Task requirements: Exactly reproduce all the records, keeping pictures out of the copy.

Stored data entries
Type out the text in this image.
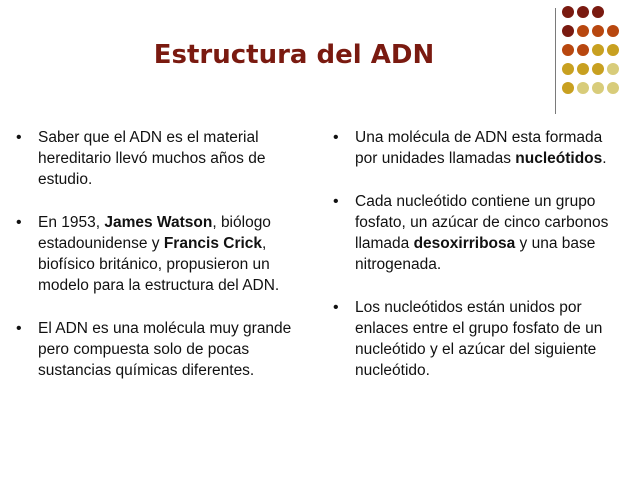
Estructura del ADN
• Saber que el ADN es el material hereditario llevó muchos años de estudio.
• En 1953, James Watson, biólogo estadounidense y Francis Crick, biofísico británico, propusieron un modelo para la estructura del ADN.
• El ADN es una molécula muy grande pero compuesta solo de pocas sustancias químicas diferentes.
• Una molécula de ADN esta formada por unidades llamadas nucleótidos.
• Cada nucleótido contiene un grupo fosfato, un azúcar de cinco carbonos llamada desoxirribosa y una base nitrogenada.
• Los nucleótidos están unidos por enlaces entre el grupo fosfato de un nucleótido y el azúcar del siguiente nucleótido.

Solution below:
Type out the text in this image.
Estructura del ADN
• Saber que el ADN es el material hereditario llevó muchos años de estudio.
• En 1953, James Watson, biólogo estadounidense y Francis Crick, biofísico británico, propusieron un modelo para la estructura del ADN.
• El ADN es una molécula muy grande pero compuesta solo de pocas sustancias químicas diferentes.
• Una molécula de ADN esta formada por unidades llamadas nucleótidos.
• Cada nucleótido contiene un grupo fosfato, un azúcar de cinco carbonos llamada desoxirribosa y una base nitrogenada.
• Los nucleótidos están unidos por enlaces entre el grupo fosfato de un nucleótido y el azúcar del siguiente nucleótido.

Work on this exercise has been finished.